TypeScript as a language might offer too much freedom, which can lead to very complicated infrastructure development. While code might look understandable in the moment of writing it, it is highly probable that infrastructure code is not touched by a team on a weekly basis. In general we recommend to stick to simple procedural building blocks as much as possible.
Hard to find proper IAM policies
During our project we set out to create a least-privileged user that would be assigned as the CloudFormation executor. From no attached policies to all the necessary ones, which allow for synthesis free of errors, we went through some cumbersome back and forth of deploying to Cloudformation, getting Unauthorised error messages and converting them into policies. In the end, setting up a least privileged user just with Cloudformation and CDK is quite a bit of work. To our knowledge, there are no infrastructure libraries that currently support a generation of needed policies. In order to facilitate a secure infrastructure platform setup, such a library is definitely desirable and will imply a huge time saving factor.

▬▬▬

YOUR TASKS —
(a) Answer these questions about the excerpt on infrastructure code, each in a few words:
(i) What does the excerpt recommend sticking to as much as possible?
(ii) What role was the least-privileged user meant to be assigned?
(iii) What kind of error messages did the team convert into policies?
(b) Retype the part of the excerpt on infrastructure code that opens with the words "TypeScript as a" and closes with "much as possible.".

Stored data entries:
▬▬▬

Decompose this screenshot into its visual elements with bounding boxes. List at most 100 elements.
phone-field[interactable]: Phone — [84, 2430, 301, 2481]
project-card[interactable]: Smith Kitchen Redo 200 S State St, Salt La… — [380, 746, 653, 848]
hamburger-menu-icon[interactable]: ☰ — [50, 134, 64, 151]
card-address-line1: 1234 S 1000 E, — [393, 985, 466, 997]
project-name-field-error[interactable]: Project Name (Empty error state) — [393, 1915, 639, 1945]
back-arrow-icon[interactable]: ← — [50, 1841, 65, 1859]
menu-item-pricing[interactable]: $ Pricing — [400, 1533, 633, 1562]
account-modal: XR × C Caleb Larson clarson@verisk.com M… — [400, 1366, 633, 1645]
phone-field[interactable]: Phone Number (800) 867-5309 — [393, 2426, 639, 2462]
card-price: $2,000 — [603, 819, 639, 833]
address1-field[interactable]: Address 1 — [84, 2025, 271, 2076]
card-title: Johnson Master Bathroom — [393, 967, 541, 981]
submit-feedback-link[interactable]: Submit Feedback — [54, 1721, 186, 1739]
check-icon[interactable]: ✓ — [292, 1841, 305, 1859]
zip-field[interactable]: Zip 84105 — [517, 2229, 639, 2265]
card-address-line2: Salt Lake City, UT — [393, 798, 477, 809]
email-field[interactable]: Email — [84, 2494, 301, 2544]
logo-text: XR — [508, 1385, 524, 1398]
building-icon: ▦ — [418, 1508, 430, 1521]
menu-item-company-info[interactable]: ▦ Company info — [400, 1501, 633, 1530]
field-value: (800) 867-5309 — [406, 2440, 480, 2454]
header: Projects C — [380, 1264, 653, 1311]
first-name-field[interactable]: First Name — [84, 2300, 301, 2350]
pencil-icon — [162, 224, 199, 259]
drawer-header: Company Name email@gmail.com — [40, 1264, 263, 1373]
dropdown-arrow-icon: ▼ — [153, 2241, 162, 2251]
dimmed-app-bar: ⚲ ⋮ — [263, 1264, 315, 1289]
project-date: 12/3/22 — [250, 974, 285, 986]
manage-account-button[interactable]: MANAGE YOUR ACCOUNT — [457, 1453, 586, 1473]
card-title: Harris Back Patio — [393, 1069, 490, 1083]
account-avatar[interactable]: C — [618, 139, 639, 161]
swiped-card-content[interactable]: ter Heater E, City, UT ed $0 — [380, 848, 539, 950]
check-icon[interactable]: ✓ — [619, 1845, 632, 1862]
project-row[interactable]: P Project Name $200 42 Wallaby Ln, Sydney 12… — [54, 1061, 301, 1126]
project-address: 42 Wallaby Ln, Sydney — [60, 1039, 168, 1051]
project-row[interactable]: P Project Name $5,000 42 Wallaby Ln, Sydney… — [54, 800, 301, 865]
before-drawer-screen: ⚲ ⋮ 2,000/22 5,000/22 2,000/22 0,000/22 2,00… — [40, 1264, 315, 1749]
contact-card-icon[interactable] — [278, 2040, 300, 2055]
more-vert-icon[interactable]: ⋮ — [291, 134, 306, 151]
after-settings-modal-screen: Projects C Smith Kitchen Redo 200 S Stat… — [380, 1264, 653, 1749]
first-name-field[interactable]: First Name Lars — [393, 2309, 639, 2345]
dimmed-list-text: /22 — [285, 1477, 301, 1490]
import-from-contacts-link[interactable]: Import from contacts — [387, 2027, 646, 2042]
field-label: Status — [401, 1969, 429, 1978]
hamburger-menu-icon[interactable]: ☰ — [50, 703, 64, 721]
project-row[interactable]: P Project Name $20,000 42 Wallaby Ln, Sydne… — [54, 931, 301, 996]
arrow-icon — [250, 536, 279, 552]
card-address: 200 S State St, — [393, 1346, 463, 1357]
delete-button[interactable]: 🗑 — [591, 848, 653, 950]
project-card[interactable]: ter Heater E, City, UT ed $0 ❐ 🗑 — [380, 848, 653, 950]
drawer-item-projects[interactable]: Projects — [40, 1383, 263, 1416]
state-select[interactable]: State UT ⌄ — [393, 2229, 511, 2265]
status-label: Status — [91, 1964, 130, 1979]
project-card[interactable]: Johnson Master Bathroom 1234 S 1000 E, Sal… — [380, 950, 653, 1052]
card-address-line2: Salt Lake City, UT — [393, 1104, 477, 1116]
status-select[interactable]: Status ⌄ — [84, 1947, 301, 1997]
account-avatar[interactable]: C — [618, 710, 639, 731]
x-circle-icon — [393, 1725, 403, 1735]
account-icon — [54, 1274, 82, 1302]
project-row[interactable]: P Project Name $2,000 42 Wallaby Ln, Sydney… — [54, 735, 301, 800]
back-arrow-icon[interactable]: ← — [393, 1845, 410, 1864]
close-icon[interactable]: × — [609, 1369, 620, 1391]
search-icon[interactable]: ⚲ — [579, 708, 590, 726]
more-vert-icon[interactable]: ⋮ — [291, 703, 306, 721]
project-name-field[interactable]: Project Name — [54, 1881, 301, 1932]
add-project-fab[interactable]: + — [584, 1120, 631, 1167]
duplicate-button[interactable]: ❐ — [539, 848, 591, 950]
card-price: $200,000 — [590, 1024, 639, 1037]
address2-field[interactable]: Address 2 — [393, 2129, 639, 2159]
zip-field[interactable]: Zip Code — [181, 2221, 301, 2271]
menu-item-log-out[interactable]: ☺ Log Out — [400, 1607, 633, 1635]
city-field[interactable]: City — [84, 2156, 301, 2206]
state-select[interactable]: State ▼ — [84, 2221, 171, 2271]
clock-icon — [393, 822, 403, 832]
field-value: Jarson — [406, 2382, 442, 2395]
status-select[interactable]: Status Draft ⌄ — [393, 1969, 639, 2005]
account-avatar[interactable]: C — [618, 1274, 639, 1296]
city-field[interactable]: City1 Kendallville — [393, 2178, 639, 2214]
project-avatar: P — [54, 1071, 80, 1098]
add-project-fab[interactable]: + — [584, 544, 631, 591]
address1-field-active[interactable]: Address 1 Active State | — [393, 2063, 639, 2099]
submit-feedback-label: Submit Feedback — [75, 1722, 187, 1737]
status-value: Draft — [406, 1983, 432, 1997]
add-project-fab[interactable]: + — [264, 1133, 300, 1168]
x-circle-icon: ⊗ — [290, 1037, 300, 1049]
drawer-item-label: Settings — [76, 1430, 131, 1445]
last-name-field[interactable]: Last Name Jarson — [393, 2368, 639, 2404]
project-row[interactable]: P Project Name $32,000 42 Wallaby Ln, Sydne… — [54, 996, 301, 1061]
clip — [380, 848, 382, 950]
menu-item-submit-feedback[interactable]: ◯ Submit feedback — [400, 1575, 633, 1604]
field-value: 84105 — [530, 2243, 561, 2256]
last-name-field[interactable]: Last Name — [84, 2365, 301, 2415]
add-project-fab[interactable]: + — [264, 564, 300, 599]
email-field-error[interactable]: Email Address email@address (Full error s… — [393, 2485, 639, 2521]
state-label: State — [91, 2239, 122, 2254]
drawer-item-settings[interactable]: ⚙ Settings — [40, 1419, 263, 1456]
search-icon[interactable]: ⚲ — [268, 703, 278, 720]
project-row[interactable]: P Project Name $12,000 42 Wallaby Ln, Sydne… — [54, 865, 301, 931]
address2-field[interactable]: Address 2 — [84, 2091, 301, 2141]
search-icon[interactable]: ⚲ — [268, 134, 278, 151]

▬▬▬

COMPLETED EXERCISE —
(a)
(i) Simple procedural building blocks.
(ii) The CloudFormation executor.
(iii) Unauthorised error messages.

(b)
TypeScript as a language might offer too much freedom, which can lead to very complicated infrastructure development. While code might look understandable in the moment of writing it, it is highly probable that infrastructure code is not touched by a team on a weekly basis. In general we recommend to stick to simple procedural building blocks as much as possible.